### Request
Lines that contain the string "Дзержинского" are to be copied; leave out all others.

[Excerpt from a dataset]
───

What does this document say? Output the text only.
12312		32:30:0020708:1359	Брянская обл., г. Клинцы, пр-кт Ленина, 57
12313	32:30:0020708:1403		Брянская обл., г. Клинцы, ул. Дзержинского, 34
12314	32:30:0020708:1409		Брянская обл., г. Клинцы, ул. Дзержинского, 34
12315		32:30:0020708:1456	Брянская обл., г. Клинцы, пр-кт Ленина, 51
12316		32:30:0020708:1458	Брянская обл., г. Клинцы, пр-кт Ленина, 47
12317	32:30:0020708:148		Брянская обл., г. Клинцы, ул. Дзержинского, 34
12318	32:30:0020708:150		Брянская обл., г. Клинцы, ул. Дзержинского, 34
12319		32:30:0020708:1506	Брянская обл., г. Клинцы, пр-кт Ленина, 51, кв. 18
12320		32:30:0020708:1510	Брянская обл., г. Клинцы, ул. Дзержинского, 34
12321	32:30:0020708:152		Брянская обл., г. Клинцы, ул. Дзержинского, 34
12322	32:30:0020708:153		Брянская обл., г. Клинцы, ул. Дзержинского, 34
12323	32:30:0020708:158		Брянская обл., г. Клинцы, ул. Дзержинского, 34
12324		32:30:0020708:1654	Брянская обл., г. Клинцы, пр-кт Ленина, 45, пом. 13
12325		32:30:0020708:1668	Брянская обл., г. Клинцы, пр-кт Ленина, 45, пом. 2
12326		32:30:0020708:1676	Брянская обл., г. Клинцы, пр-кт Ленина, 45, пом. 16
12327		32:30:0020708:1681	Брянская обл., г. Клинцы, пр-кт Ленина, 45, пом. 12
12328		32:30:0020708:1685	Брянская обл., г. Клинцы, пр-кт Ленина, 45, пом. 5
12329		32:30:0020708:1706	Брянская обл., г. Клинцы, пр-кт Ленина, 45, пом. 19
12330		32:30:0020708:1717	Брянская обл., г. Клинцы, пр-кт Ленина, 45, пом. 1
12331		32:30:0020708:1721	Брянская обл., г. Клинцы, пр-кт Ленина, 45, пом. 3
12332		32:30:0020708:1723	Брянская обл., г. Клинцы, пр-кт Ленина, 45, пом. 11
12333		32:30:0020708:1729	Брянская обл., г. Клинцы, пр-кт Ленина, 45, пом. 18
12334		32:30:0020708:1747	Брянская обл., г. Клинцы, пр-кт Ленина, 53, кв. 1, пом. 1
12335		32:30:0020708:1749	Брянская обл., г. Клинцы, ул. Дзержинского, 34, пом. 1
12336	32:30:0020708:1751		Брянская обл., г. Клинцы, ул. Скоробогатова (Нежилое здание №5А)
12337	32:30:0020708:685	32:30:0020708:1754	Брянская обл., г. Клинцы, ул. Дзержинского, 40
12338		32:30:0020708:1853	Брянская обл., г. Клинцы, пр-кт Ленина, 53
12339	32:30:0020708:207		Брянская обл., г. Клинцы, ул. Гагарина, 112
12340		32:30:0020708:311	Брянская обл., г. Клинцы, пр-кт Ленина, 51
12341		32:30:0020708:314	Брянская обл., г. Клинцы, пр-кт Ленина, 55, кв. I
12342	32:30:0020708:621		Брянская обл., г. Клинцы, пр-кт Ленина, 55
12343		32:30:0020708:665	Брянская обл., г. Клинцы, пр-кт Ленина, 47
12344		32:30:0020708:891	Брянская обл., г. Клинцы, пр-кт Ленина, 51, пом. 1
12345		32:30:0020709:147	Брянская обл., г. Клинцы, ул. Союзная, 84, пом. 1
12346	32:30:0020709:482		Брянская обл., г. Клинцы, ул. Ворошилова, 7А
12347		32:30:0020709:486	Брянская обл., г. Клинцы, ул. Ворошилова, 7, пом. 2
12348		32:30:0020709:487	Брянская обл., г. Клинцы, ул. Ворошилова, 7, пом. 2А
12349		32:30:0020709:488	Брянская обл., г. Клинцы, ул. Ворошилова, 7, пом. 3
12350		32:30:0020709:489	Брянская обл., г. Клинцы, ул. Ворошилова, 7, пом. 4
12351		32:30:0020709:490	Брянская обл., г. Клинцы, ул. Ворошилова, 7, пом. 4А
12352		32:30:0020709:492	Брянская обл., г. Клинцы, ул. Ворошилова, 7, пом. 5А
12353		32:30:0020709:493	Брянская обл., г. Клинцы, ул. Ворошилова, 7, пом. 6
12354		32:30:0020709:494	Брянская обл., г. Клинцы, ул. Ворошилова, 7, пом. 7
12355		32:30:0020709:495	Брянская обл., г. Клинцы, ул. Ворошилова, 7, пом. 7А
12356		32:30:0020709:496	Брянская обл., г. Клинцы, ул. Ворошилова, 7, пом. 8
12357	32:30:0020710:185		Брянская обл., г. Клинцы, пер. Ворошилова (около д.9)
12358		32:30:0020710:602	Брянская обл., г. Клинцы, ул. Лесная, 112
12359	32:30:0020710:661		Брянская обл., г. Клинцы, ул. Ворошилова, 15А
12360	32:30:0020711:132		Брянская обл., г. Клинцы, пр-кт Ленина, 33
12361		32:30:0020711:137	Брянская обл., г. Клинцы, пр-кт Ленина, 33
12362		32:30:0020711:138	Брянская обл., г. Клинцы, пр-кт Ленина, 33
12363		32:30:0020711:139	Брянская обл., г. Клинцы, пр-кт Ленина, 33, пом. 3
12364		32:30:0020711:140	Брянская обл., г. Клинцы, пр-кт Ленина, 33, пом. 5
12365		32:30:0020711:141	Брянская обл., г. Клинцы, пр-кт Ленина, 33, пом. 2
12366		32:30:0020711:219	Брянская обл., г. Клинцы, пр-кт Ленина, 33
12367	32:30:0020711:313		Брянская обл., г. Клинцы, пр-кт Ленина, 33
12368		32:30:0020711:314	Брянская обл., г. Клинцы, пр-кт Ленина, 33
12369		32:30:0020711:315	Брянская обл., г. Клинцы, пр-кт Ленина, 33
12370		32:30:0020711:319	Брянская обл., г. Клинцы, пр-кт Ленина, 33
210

───

### Answer in full
12313	32:30:0020708:1403		Брянская обл., г. Клинцы, ул. Дзержинского, 34
12314	32:30:0020708:1409		Брянская обл., г. Клинцы, ул. Дзержинского, 34
12317	32:30:0020708:148		Брянская обл., г. Клинцы, ул. Дзержинского, 34
12318	32:30:0020708:150		Брянская обл., г. Клинцы, ул. Дзержинского, 34
12320		32:30:0020708:1510	Брянская обл., г. Клинцы, ул. Дзержинского, 34
12321	32:30:0020708:152		Брянская обл., г. Клинцы, ул. Дзержинского, 34
12322	32:30:0020708:153		Брянская обл., г. Клинцы, ул. Дзержинского, 34
12323	32:30:0020708:158		Брянская обл., г. Клинцы, ул. Дзержинского, 34
12335		32:30:0020708:1749	Брянская обл., г. Клинцы, ул. Дзержинского, 34, пом. 1
12337	32:30:0020708:685	32:30:0020708:1754	Брянская обл., г. Клинцы, ул. Дзержинского, 40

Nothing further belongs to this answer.